### Objective
Retype the records that come next, word for word.

### Data
☆ ☆ ☆ ☆ ☆
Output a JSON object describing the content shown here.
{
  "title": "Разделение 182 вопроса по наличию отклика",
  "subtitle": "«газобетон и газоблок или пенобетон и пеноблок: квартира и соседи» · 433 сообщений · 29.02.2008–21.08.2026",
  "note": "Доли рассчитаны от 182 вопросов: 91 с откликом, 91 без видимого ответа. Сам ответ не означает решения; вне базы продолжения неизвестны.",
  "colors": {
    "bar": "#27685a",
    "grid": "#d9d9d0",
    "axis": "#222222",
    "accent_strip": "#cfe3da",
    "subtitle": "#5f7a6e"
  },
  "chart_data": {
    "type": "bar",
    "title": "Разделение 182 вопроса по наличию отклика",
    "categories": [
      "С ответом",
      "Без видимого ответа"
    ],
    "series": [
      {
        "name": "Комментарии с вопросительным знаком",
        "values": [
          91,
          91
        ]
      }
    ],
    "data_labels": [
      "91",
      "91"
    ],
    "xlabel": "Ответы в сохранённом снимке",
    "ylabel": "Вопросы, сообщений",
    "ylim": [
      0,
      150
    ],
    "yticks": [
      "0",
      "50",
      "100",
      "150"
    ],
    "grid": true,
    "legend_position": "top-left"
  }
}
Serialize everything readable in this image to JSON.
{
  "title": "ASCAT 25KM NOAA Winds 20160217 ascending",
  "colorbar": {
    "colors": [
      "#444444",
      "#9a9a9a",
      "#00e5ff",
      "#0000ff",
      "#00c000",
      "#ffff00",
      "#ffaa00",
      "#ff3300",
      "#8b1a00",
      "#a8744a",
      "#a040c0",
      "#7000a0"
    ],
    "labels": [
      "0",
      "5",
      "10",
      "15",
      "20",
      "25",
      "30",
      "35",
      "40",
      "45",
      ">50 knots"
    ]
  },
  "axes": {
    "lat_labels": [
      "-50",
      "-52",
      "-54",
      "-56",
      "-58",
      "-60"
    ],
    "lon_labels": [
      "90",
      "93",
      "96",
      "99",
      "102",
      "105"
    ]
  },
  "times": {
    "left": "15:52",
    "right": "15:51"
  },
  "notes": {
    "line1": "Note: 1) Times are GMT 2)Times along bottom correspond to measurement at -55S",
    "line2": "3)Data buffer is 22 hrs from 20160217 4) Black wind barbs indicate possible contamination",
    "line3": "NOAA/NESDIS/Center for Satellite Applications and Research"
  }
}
☆ ☆ ☆ ☆ ☆
### Response to this task
Output a JSON object describing the content shown here.
{
  "title": "Разделение 182 вопроса по наличию отклика",
  "subtitle": "«газобетон и газоблок или пенобетон и пеноблок: квартира и соседи» · 433 сообщений · 29.02.2008–21.08.2026",
  "note": "Доли рассчитаны от 182 вопросов: 91 с откликом, 91 без видимого ответа. Сам ответ не означает решения; вне базы продолжения неизвестны.",
  "colors": {
    "bar": "#27685a",
    "grid": "#d9d9d0",
    "axis": "#222222",
    "accent_strip": "#cfe3da",
    "subtitle": "#5f7a6e"
  },
  "chart_data": {
    "type": "bar",
    "title": "Разделение 182 вопроса по наличию отклика",
    "categories": [
      "С ответом",
      "Без видимого ответа"
    ],
    "series": [
      {
        "name": "Комментарии с вопросительным знаком",
        "values": [
          91,
          91
        ]
      }
    ],
    "data_labels": [
      "91",
      "91"
    ],
    "xlabel": "Ответы в сохранённом снимке",
    "ylabel": "Вопросы, сообщений",
    "ylim": [
      0,
      150
    ],
    "yticks": [
      "0",
      "50",
      "100",
      "150"
    ],
    "grid": true,
    "legend_position": "top-left"
  }
}
Serialize everything readable in this image to JSON.
{
  "title": "ASCAT 25KM NOAA Winds 20160217 ascending",
  "colorbar": {
    "colors": [
      "#444444",
      "#9a9a9a",
      "#00e5ff",
      "#0000ff",
      "#00c000",
      "#ffff00",
      "#ffaa00",
      "#ff3300",
      "#8b1a00",
      "#a8744a",
      "#a040c0",
      "#7000a0"
    ],
    "labels": [
      "0",
      "5",
      "10",
      "15",
      "20",
      "25",
      "30",
      "35",
      "40",
      "45",
      ">50 knots"
    ]
  },
  "axes": {
    "lat_labels": [
      "-50",
      "-52",
      "-54",
      "-56",
      "-58",
      "-60"
    ],
    "lon_labels": [
      "90",
      "93",
      "96",
      "99",
      "102",
      "105"
    ]
  },
  "times": {
    "left": "15:52",
    "right": "15:51"
  },
  "notes": {
    "line1": "Note: 1) Times are GMT 2)Times along bottom correspond to measurement at -55S",
    "line2": "3)Data buffer is 22 hrs from 20160217 4) Black wind barbs indicate possible contamination",
    "line3": "NOAA/NESDIS/Center for Satellite Applications and Research"
  }
}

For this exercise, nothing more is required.